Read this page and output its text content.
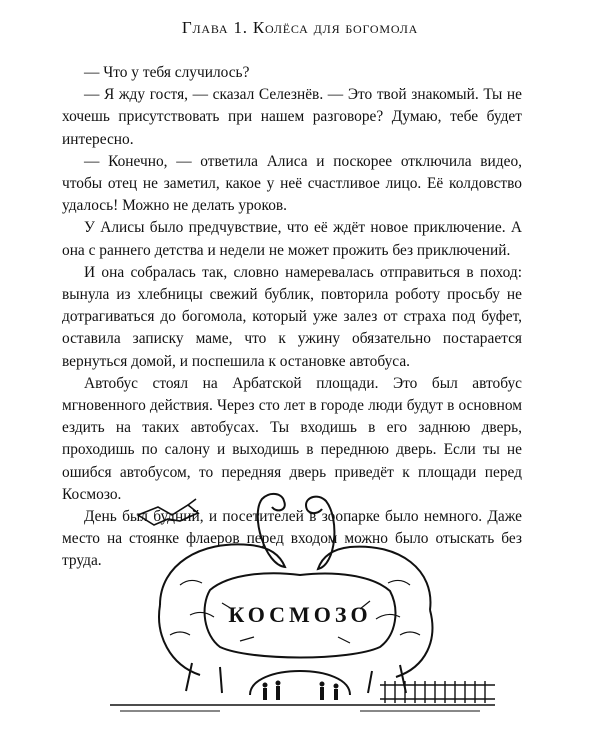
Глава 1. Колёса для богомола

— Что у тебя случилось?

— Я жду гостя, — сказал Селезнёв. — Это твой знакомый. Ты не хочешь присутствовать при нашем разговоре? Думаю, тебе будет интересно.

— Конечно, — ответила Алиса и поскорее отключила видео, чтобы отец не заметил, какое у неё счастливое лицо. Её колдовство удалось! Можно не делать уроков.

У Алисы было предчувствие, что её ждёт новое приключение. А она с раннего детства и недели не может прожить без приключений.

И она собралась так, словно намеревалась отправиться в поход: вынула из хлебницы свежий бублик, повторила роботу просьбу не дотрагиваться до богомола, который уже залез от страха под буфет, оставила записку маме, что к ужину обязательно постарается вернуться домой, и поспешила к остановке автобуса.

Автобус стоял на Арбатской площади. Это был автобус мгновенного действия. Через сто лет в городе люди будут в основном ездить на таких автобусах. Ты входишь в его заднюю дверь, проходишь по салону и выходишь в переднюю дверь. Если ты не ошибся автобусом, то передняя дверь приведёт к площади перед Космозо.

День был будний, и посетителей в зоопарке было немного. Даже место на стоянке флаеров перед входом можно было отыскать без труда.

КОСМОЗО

◆ ◆ ◆ ◆ ◆

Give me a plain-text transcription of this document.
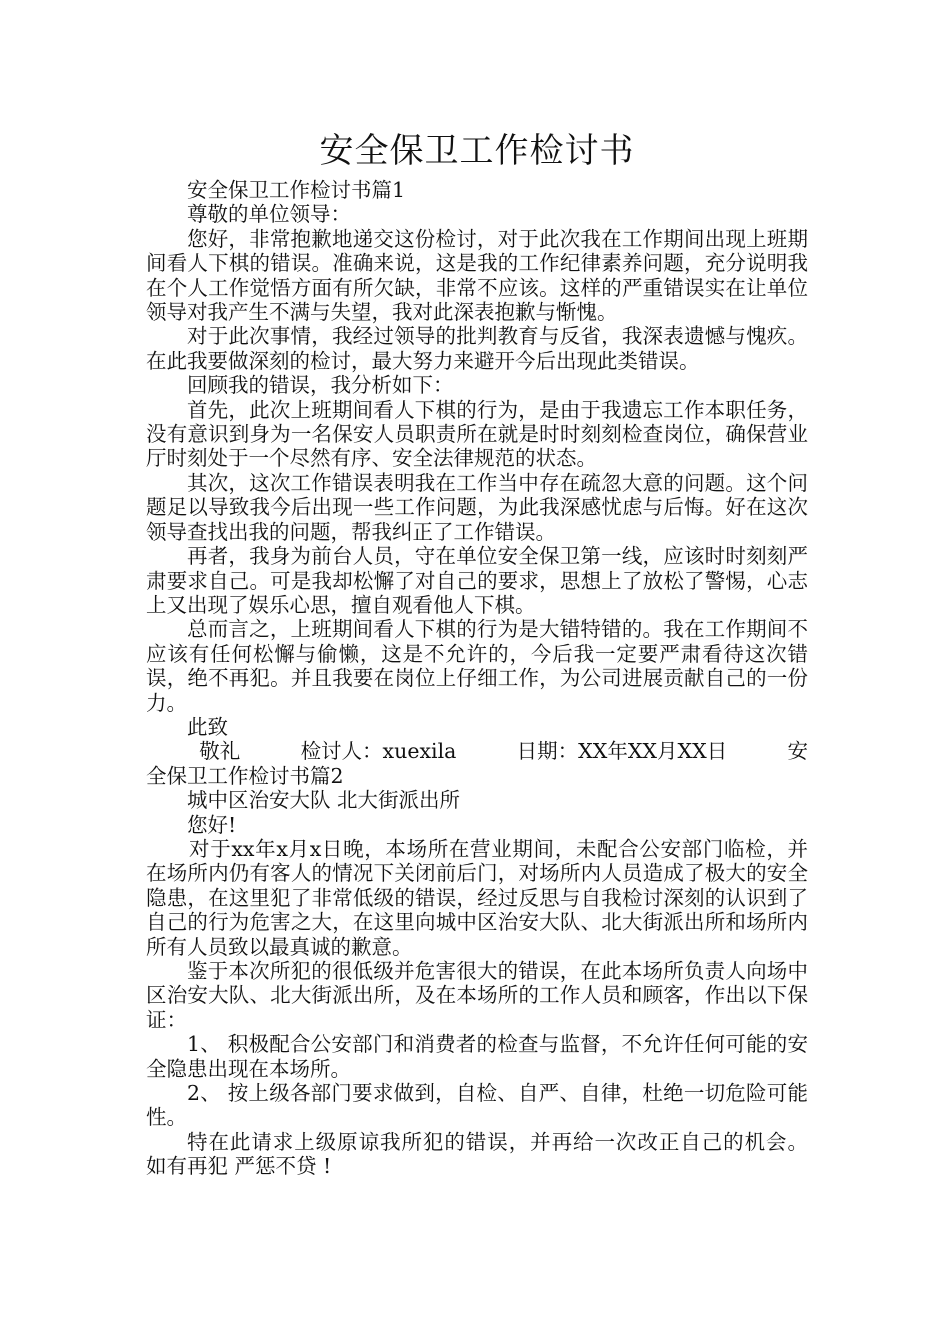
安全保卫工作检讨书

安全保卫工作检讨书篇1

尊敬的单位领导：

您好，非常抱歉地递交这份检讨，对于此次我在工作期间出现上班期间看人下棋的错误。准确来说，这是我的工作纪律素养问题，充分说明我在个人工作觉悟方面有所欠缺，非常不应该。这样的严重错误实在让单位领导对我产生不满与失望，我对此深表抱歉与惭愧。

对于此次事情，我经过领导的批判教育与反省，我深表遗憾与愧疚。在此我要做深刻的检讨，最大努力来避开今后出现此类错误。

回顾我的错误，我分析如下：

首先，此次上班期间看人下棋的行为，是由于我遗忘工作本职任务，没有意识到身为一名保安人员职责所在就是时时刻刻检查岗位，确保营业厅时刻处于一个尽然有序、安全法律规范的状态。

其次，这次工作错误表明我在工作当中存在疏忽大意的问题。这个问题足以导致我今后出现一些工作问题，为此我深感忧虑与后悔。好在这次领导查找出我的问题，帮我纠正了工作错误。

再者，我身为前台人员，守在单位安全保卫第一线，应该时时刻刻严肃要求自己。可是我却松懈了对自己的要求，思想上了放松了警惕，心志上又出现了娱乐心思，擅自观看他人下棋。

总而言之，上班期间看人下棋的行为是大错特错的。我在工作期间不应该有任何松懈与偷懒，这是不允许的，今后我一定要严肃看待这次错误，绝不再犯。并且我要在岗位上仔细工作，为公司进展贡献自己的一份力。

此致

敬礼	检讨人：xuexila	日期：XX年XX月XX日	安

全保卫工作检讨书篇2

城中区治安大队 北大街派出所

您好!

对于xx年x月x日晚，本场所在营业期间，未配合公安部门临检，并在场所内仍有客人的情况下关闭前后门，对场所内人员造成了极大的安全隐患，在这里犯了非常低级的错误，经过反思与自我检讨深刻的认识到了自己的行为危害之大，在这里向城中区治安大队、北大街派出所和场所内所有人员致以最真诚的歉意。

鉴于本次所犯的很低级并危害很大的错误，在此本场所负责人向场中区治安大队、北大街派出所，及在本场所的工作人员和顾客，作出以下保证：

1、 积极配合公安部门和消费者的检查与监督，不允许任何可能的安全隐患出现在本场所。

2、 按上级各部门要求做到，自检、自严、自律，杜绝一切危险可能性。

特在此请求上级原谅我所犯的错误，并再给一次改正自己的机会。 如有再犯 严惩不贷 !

◆ ◆ ◆ ◆ ◆

Short exercise
Read the lines above. Gather those in which the string "this" is found.

Finished task
Read this page and output its text content.
Give me a plain-text transcription of this document.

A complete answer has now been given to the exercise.